• **ENUNCIADO DA TAREFA**: Traduza para o inglês esta frase do trecho do documento sobre Dahrendorf: “A diferença é que, do ponto de vista psicológico, tais grupos de referência são tidos como ‘grupos de fora funcionando como padrões de valores’, enquanto Dahrendorf nega que sejam arbitrariamente escolhidos.”

Em face da microssociologia mostra-se inaceitável a sugestão de que a existência de normas e a necessidade de sanções poderiam ser consideradas como pressupostos axiomáticos que dispensariam uma análise maior! (ib.p.196).

Menos de uma análise sociológica, o propósito Dahrendorf fora ideológico e tivera em vista justificar o posicionamento da filosofia social que se projeta desde Thomas Hobbes, a saber: porque há normas e porque as sanções são necessárias para impor conformidade à conduta humana (diferenciação avaliadora), tem que haver desigualdade de classes entre os homens (ib.ibidem).

Em contrapartida e em favor da indispensabilidade da microssociologia deve-se responder que, da mesma maneira em que é impossível a separação da análise histórica e da análise estrutural, a variabilidade da estratificação social é real, sua compreensão exige a microssociologia que não pode ser eludida.

***

►Mas não é tudo. À maneira dos sociólogos que valorizam a psicologia social em detrimento da microssociologia e a contrapelo da sociologia do conhecimento Ralf Dahrendorf constrói seu conceito de grupo de referência no marco da psicologia social e, por isso, encontra muitos embaraços para sustentar seus enunciados sociológicos.

Liga-se ele à corrente de outro sociólogo influente no século XX, Robert K. Merton, quem faz uso direto da psicologia social na definição do conceito operativo de grupo de referência.

A diferença é que, do ponto de vista psicológico, tais grupos de referência são tidos como “grupos de fora funcionando como padrões de valores”, enquanto Dahrendorf nega que sejam arbitrariamente escolhidos.

Seu dogmático raciocínio afirma que os grupos de referência são aqueles com os quais o indivíduo tem uma relação necessária (?!) em virtude de suas posições sociais, o que o leva ao enunciado de que “todo o segmento de posição (estratos sociais diferenciados pela distribuição de prestígio e autoridade) estabelece uma relação (necessária) entre o ocupante da posição e um ou mais grupos de referência”.

À continuidade, então, fica estabelecido “um conjunto de grupos de referência, cada um dos quais impõe ordens e é capaz de sancionar o comportamento da pessoa”, seja positivamente, seja negativamente. Desata sorte, esse autor entende que a questão da natureza da sociedade se transforma noutra questão: como os grupos de referência formulam e sancionam as expectativas das posições que definem?

Então, podemos ver que a indicada “relação necessária” tomada independentemente dos Nós e de toda manifestação microssocial surge como atributo impositivo do “segmento de posição”, em maneira exteriorizada, constituindo, em conseqüência, uma fonte de maiores embaraços do que uma ponte para boas explicações sociológicas.

Tanto que esse autor se verá, por isso, na circunstância de esclarecer sobre o grau em que os enunciados da sua célebre teoria de papéis sociais (O Homo Sociologicus) favorecem a reificação.

Com efeito, sendo uma teoria de coação, a pessoa fica constrangida a enquadrar-se na suposta “relação necessária”, que lhe é imposta por força da objetivação conceitual do grupo de referência vinculando em modo inelutável o segmento de posição a um padrão de valores previamente estabelecidos (cf.ib.pp.106/126).

Além disso, tratando restritivamente como grupo de referência os quadros sociais, Dahrendorf não percebe o alcance da microssociologia e da sociologia do conhecimento para acentuar a relativização das objetivações dos conceitos sociológicos.

• **INFORMAÇÕES FORNECIDAS**:
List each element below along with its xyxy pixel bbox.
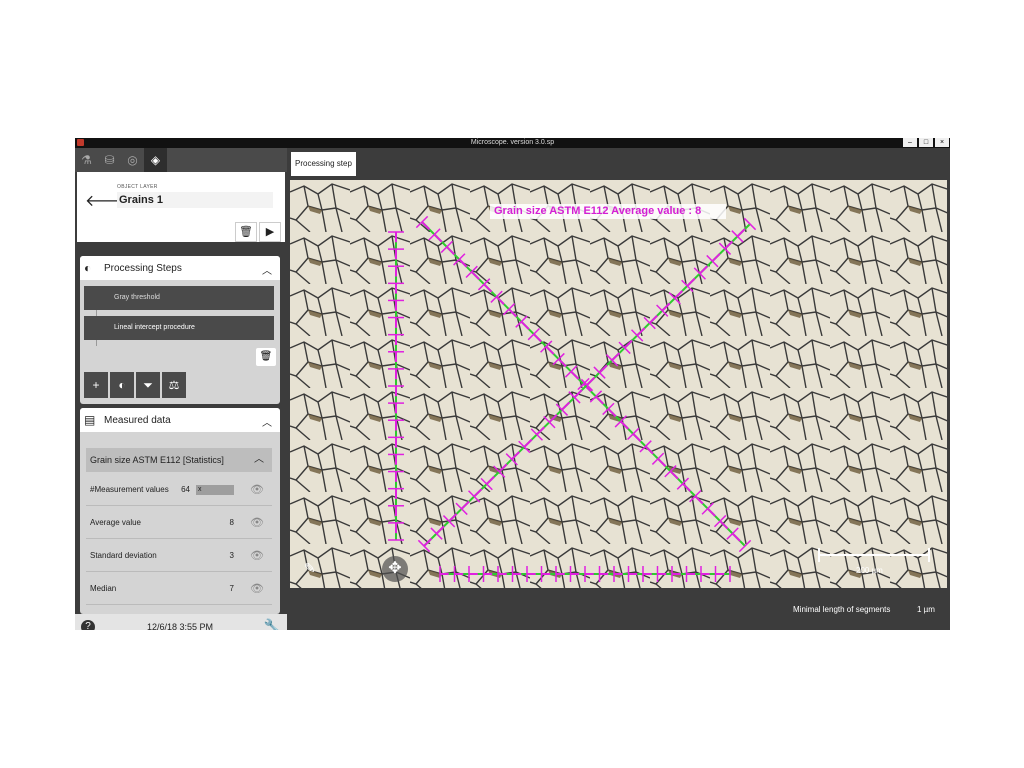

• **RESPOSTA ESPERADA**: The difference is that, from the psychological point of view, such reference groups are regarded as "outside groups functioning as standards of values," whereas Dahrendorf denies that they are arbitrarily chosen.